# Extracted records
++++

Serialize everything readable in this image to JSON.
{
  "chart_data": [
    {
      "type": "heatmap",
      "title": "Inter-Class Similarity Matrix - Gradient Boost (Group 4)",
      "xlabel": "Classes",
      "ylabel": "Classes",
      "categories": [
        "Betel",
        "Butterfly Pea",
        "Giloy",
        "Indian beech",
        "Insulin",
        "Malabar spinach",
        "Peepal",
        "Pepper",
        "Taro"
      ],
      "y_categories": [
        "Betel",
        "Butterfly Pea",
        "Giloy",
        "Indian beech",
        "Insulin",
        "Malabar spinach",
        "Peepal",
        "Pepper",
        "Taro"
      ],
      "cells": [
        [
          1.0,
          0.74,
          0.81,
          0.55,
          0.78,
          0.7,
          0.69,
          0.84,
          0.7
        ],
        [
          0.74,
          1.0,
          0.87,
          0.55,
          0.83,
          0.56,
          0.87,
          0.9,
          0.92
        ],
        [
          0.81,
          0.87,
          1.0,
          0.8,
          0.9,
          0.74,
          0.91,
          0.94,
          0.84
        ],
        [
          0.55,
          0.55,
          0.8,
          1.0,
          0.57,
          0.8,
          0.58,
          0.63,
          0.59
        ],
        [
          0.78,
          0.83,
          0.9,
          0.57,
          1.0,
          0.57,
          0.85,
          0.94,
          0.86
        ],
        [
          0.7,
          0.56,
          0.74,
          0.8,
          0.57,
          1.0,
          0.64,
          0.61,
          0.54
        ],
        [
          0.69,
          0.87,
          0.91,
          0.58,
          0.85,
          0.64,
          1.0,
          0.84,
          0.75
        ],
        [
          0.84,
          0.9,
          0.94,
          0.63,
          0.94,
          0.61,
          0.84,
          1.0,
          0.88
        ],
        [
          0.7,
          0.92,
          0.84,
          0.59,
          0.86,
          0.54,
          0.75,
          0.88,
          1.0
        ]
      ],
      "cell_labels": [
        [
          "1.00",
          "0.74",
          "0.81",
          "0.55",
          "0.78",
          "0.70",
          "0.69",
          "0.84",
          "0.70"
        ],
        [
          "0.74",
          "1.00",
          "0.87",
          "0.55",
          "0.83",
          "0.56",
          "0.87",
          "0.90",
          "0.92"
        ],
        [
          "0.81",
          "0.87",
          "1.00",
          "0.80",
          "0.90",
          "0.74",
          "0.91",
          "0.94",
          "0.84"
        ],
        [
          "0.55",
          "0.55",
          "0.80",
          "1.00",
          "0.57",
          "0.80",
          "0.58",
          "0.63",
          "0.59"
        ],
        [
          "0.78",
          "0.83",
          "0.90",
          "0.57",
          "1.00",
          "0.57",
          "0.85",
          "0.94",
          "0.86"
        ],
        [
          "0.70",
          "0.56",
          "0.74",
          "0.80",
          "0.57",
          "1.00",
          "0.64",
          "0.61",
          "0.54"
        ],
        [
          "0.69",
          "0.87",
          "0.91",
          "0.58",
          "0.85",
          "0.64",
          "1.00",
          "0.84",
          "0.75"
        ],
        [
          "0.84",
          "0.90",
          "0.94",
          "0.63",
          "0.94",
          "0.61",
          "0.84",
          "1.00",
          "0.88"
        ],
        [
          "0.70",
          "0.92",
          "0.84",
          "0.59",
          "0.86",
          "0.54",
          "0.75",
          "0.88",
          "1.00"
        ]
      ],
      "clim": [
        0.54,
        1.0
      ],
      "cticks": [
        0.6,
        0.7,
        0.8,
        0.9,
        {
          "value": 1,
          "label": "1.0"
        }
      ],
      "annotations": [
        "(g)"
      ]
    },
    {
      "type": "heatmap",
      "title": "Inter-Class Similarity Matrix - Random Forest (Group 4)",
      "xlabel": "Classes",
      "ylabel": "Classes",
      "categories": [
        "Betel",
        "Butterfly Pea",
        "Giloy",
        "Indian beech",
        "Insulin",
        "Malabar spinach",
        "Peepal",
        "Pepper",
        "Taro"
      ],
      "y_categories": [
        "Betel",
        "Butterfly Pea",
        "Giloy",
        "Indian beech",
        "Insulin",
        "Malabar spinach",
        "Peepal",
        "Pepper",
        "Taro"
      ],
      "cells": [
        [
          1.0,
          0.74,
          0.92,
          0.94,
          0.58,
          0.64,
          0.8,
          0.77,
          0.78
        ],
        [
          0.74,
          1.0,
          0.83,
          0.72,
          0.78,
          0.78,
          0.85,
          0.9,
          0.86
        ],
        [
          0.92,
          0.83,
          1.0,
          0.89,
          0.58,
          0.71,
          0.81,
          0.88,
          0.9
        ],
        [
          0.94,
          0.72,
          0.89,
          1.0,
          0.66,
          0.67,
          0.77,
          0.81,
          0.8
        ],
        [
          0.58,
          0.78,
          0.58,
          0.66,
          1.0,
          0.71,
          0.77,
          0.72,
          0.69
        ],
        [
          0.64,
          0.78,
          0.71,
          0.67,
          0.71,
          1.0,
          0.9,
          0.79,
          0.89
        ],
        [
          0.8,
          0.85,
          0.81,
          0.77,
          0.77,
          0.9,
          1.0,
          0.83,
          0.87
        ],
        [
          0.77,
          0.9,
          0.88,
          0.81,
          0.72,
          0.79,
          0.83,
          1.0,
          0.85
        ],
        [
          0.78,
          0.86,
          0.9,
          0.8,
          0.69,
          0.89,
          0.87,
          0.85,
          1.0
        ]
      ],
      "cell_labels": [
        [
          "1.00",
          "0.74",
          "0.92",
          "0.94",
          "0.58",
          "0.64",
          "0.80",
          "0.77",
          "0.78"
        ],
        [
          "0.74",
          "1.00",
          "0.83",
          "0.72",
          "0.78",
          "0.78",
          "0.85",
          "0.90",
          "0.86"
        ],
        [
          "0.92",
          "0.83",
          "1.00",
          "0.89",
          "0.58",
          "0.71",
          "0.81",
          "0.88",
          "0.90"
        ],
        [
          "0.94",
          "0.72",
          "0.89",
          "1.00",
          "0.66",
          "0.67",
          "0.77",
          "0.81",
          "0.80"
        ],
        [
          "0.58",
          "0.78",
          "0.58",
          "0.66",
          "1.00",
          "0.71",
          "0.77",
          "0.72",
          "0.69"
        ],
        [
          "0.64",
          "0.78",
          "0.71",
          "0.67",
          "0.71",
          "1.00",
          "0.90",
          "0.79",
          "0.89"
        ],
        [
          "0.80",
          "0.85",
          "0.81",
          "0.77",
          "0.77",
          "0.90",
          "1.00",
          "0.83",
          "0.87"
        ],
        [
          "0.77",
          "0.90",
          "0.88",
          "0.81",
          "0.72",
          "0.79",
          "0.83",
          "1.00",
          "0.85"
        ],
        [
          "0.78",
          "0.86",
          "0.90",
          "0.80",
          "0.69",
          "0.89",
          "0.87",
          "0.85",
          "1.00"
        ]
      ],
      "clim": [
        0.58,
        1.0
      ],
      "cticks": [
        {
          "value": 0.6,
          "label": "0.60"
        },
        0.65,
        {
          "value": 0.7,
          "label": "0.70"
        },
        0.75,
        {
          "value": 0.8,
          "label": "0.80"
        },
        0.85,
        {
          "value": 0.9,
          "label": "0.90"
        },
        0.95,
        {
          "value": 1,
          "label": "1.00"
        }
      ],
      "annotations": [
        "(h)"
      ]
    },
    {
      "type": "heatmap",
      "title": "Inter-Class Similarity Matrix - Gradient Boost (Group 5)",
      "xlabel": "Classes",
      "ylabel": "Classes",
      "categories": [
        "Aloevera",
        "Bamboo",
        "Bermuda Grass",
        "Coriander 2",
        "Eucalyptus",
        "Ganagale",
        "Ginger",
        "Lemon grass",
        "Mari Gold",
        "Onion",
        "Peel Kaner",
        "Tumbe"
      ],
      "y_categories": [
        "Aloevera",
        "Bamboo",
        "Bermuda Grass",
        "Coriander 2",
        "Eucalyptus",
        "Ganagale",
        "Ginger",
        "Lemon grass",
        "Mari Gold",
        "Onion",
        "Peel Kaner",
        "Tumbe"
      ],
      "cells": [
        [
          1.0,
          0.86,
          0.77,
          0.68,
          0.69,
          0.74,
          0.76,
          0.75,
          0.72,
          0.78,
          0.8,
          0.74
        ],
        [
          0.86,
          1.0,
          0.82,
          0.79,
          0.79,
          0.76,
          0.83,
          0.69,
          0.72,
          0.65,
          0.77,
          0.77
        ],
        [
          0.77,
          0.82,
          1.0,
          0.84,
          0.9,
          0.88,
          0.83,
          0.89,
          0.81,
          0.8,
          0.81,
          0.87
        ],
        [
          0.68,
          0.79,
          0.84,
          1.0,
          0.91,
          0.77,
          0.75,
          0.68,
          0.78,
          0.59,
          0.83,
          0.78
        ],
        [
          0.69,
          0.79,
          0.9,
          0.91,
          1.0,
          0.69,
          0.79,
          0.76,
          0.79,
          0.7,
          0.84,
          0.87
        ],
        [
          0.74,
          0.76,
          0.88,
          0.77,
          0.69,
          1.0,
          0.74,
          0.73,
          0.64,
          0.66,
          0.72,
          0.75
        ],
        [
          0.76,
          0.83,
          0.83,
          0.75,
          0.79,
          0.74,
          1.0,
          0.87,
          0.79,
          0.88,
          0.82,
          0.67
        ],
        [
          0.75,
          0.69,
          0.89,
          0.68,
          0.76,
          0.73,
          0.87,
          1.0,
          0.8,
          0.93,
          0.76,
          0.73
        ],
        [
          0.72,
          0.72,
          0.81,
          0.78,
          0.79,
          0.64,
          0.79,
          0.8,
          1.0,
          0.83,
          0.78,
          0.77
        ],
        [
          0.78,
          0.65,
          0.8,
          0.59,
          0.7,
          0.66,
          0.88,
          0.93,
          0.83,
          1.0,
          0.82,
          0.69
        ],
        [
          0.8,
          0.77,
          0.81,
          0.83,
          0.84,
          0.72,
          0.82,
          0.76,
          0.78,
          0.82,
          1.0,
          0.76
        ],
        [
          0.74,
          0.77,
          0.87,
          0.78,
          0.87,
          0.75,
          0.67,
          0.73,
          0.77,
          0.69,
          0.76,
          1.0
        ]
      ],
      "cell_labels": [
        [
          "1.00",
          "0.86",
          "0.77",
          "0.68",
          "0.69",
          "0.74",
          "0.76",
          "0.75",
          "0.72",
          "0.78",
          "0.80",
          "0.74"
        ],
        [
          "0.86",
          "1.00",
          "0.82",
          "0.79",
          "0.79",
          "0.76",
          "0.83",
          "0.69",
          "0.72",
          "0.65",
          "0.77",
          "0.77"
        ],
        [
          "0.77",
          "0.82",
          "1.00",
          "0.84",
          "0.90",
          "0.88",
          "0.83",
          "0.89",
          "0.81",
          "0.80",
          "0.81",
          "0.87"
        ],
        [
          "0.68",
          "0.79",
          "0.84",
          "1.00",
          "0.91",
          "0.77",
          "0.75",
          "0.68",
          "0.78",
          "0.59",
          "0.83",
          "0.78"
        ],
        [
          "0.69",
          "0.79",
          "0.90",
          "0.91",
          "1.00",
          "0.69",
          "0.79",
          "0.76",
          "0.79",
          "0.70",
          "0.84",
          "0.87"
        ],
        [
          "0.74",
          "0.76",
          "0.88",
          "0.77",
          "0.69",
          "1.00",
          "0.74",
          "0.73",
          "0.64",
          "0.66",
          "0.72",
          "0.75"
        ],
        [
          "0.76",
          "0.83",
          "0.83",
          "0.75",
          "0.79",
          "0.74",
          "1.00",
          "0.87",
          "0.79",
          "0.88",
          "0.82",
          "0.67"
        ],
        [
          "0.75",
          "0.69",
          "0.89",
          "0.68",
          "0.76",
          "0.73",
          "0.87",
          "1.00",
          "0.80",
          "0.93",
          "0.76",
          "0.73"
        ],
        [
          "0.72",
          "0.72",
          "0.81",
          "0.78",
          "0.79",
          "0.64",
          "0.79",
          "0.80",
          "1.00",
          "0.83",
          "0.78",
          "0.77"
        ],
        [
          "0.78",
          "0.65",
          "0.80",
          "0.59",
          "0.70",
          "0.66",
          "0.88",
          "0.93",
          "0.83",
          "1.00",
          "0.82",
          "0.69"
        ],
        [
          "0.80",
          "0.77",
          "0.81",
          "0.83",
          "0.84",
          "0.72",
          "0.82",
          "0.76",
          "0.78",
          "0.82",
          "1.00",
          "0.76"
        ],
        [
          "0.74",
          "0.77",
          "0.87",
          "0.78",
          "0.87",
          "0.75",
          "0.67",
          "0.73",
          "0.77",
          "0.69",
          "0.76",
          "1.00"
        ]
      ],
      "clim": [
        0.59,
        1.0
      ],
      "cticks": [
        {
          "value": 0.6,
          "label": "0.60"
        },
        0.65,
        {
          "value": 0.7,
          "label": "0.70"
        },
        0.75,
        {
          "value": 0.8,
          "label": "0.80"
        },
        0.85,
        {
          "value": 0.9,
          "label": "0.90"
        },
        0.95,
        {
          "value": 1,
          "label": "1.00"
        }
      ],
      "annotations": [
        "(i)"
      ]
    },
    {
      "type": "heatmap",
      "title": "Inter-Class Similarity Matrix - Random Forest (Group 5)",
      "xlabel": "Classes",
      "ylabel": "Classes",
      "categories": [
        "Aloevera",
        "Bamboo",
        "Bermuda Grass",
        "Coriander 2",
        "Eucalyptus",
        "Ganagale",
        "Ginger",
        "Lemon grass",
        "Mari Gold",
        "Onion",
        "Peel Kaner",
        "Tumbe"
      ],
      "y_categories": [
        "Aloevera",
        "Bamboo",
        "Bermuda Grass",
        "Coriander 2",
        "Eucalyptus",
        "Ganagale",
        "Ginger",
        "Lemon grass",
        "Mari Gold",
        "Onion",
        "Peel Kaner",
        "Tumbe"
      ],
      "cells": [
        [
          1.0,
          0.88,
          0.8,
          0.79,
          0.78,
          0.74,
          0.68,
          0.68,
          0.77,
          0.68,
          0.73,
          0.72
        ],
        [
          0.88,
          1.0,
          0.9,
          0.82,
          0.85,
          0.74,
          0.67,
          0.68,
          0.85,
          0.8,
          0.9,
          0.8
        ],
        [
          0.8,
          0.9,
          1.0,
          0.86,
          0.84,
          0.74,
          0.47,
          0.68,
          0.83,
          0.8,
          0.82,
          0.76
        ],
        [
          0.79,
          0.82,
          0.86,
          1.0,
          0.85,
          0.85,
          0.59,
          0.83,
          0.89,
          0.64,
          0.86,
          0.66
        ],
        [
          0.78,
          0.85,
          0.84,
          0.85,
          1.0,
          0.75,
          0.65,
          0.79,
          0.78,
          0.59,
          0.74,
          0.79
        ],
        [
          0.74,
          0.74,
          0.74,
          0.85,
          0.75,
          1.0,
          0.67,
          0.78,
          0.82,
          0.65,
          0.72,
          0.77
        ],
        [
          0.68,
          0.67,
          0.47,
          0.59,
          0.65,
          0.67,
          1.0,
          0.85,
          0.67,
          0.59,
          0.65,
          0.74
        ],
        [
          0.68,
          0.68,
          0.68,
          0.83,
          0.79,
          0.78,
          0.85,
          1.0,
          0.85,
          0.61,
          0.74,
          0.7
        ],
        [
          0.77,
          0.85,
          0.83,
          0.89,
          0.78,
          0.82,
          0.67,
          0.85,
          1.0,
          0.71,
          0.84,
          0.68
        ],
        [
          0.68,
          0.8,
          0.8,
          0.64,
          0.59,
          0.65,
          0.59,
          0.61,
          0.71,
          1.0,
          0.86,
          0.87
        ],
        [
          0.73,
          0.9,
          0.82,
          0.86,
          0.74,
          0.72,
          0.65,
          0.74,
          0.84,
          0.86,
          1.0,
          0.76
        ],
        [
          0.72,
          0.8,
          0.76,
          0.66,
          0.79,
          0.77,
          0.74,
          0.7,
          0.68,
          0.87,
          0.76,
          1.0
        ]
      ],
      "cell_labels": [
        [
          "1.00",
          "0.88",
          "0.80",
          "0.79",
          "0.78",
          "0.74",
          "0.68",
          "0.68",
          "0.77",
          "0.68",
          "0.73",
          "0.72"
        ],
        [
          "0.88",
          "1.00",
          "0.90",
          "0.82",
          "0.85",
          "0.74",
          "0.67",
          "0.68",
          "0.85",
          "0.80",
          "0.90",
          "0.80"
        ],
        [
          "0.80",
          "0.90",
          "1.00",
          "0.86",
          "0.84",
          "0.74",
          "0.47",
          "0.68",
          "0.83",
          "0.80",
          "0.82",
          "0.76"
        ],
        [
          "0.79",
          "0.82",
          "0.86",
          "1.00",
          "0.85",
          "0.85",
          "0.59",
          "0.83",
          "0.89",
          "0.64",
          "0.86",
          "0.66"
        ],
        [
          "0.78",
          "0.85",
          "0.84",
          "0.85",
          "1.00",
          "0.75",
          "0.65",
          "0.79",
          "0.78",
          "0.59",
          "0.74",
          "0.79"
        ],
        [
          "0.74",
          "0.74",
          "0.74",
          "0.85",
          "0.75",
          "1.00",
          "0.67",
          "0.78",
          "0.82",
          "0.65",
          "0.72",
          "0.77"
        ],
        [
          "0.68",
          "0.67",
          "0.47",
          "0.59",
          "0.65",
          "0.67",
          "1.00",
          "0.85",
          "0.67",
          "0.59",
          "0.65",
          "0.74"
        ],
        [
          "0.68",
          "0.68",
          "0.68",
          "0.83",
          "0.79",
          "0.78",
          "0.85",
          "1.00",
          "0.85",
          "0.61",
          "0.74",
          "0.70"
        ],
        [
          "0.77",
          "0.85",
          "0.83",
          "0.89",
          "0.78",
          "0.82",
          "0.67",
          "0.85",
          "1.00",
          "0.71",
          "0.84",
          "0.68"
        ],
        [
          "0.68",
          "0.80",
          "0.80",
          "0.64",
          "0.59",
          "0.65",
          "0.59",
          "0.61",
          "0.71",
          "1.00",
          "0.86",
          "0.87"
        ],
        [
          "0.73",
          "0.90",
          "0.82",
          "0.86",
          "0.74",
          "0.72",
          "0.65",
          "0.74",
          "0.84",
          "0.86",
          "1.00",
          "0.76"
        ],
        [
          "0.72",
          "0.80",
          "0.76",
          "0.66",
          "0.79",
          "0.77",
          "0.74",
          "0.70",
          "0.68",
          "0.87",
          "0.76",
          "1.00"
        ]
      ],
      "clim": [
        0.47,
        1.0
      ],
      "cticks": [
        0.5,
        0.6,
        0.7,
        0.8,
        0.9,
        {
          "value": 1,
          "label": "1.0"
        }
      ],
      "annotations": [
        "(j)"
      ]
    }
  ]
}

++++

# What you will do
Only the count is needed: the number of lines in the data that include the word "Boost".

# Solution
2